* OBJECTIVE: Every line below that mentions the word "metaprodapp" should be copied out.

[Dataset items]
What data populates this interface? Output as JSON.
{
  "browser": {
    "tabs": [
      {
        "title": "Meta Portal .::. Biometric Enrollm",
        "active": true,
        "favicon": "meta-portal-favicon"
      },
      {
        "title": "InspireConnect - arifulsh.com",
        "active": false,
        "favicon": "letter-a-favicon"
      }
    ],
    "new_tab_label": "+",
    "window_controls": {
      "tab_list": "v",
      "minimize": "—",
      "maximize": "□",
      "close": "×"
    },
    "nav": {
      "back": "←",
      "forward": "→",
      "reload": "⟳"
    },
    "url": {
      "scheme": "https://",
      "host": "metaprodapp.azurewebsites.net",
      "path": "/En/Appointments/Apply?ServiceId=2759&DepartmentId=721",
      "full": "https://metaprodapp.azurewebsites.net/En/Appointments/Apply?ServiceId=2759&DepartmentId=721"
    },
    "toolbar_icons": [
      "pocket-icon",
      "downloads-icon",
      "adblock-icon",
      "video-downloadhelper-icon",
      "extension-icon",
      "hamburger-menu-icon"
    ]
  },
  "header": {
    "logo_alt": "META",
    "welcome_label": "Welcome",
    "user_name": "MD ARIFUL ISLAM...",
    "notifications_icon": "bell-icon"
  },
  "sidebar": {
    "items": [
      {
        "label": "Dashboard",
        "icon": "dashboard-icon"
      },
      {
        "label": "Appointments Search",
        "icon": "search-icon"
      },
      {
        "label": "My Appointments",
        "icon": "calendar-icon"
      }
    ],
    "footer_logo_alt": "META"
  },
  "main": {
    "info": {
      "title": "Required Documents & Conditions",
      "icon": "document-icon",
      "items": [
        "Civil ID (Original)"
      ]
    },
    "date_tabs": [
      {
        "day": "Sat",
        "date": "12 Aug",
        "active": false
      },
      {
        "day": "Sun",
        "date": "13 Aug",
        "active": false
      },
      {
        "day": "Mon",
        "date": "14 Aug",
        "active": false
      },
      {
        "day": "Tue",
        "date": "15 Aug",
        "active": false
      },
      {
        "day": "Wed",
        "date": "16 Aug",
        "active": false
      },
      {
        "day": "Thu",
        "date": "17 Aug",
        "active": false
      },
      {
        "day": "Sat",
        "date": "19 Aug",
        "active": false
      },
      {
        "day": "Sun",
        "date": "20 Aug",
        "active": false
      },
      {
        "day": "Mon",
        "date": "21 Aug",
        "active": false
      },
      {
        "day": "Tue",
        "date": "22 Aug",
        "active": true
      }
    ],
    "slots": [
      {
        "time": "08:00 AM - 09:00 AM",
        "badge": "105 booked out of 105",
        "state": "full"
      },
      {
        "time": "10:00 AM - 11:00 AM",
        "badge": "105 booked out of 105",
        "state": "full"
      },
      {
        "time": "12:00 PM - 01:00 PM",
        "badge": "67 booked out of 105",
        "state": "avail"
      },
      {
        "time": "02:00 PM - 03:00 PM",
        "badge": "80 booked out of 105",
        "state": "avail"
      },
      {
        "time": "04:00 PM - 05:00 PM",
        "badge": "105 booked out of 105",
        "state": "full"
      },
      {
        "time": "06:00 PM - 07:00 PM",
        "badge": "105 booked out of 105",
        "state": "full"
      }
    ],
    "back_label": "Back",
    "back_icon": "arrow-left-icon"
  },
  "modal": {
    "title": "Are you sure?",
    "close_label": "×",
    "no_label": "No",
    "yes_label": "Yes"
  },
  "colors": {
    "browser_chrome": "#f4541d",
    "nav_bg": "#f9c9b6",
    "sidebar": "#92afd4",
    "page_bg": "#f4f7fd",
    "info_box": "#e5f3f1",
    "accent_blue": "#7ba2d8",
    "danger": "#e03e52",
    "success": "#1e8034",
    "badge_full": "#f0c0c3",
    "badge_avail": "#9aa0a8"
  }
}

* CORRECT RESPONSE:
      "host": "metaprodapp.azurewebsites.net",
      "full": "https://metaprodapp.azurewebsites.net/En/Appointments/Apply?ServiceId=2759&DepartmentId=721"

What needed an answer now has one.